Objective
Figure out how many lines of the material below contain the word "detached". Answer with the number only.

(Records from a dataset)
------------------------------------
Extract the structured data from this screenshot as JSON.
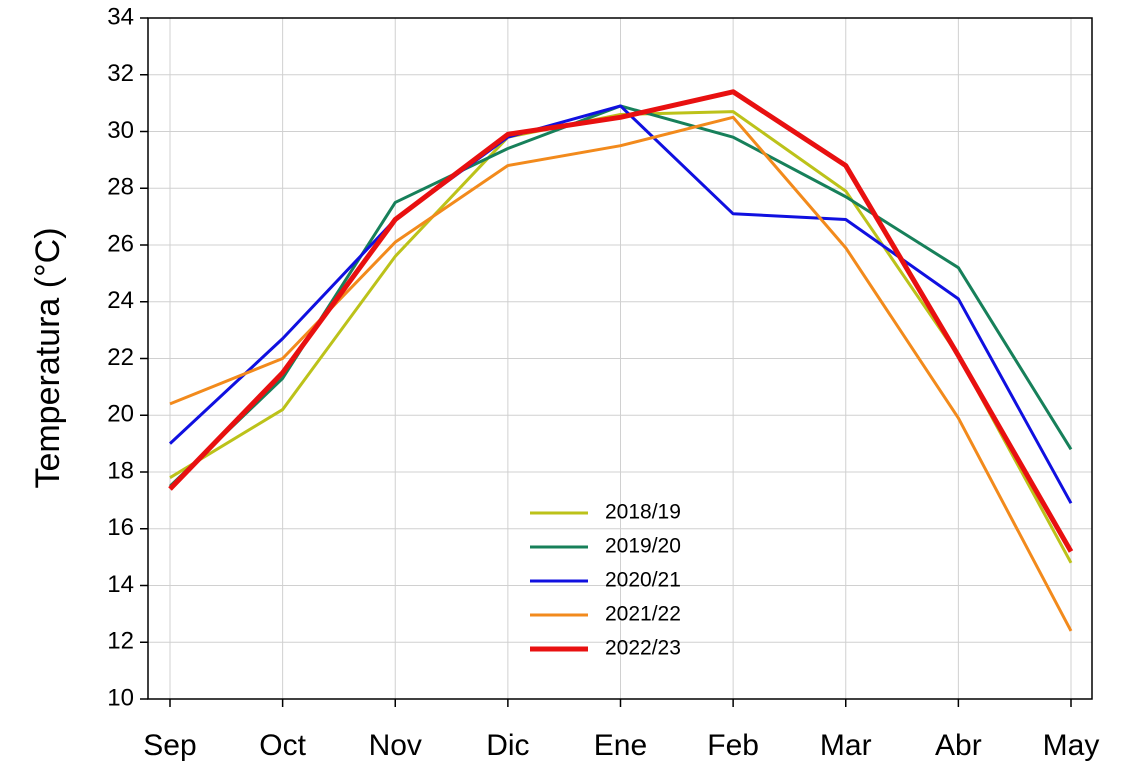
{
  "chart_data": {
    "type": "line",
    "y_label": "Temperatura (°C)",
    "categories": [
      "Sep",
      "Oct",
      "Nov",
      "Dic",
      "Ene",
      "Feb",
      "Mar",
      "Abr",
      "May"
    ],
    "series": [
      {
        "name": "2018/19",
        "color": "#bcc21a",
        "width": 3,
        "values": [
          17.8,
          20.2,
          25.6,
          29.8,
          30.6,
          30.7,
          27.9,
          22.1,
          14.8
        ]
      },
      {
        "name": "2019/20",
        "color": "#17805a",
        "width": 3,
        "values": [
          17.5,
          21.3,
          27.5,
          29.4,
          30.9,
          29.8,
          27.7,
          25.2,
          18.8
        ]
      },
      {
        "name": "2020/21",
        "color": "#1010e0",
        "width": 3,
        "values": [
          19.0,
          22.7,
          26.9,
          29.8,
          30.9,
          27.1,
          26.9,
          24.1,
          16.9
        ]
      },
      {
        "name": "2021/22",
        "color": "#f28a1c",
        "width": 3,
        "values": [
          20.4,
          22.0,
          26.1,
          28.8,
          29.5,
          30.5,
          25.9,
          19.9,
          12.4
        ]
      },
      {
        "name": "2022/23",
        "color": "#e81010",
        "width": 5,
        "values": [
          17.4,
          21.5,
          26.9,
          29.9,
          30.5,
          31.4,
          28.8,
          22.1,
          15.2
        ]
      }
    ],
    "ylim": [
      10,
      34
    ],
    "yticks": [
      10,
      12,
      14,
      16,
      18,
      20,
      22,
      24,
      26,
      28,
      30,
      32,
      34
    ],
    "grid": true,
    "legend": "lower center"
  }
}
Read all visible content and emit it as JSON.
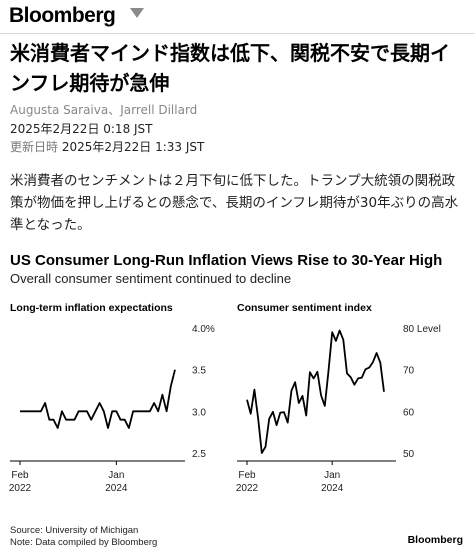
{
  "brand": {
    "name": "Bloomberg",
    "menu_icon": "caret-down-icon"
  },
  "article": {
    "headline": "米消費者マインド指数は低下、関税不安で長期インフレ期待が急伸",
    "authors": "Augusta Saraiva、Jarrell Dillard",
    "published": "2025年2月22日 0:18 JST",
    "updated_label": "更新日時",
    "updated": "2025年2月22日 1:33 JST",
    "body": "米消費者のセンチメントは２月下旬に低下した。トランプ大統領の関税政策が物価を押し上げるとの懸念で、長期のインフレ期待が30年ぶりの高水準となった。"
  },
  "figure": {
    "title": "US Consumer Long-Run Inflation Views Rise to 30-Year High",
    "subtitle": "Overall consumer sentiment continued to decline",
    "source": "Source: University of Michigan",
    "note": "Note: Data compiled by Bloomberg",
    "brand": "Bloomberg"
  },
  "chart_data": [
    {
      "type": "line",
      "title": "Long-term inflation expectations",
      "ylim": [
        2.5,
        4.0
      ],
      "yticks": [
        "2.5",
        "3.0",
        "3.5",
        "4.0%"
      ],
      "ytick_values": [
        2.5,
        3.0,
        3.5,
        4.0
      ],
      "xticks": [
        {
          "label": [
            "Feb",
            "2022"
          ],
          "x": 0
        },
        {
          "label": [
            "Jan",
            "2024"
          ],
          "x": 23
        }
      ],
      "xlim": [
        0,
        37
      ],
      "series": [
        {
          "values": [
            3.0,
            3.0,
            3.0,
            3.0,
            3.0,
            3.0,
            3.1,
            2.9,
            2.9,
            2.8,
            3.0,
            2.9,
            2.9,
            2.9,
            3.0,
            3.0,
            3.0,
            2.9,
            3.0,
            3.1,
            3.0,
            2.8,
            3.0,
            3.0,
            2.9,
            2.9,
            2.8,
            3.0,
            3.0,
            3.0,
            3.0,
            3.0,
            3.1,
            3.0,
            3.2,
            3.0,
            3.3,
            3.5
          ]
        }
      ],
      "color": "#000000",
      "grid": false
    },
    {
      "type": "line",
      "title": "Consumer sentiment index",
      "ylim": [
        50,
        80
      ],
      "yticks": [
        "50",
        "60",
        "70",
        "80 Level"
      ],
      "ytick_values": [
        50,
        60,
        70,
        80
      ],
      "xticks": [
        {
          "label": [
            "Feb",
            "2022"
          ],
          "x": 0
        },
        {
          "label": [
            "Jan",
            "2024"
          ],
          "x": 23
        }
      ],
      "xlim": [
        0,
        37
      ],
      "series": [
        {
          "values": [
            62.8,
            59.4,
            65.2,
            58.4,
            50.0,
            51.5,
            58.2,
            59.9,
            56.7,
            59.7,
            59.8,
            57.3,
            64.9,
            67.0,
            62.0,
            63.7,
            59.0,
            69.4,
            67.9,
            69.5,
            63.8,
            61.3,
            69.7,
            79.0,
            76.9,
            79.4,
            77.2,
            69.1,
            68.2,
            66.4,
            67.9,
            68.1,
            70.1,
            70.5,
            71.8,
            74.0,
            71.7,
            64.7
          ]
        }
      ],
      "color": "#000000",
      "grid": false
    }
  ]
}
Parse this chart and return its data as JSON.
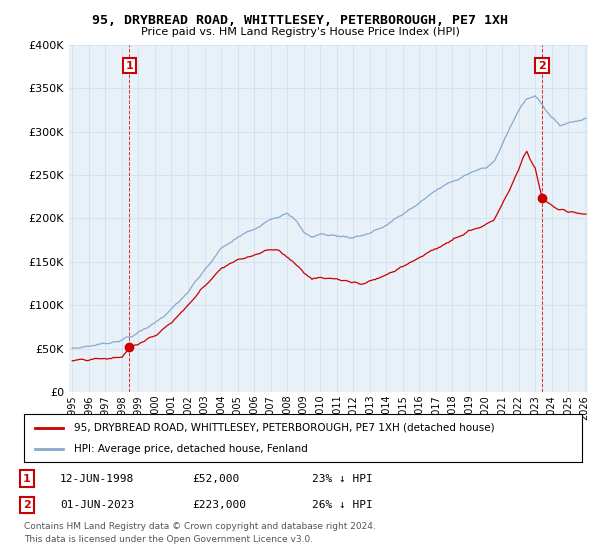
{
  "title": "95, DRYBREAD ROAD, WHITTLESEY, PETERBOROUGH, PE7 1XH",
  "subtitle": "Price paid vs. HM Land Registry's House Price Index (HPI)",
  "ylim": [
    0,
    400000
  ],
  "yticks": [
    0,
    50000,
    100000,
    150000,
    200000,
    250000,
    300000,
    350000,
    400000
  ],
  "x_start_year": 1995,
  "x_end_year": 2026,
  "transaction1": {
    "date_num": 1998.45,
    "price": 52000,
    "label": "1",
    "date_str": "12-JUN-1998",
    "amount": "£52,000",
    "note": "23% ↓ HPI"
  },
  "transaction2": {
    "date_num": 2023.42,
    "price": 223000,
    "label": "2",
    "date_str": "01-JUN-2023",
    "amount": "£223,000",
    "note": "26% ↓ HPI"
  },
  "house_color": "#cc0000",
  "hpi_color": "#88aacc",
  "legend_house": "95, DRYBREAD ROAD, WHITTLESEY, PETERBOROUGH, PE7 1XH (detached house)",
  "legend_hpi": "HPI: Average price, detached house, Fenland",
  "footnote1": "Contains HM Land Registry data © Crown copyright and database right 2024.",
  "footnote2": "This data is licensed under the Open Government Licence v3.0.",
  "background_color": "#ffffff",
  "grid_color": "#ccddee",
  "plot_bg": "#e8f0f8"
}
------------------------------------
In response
2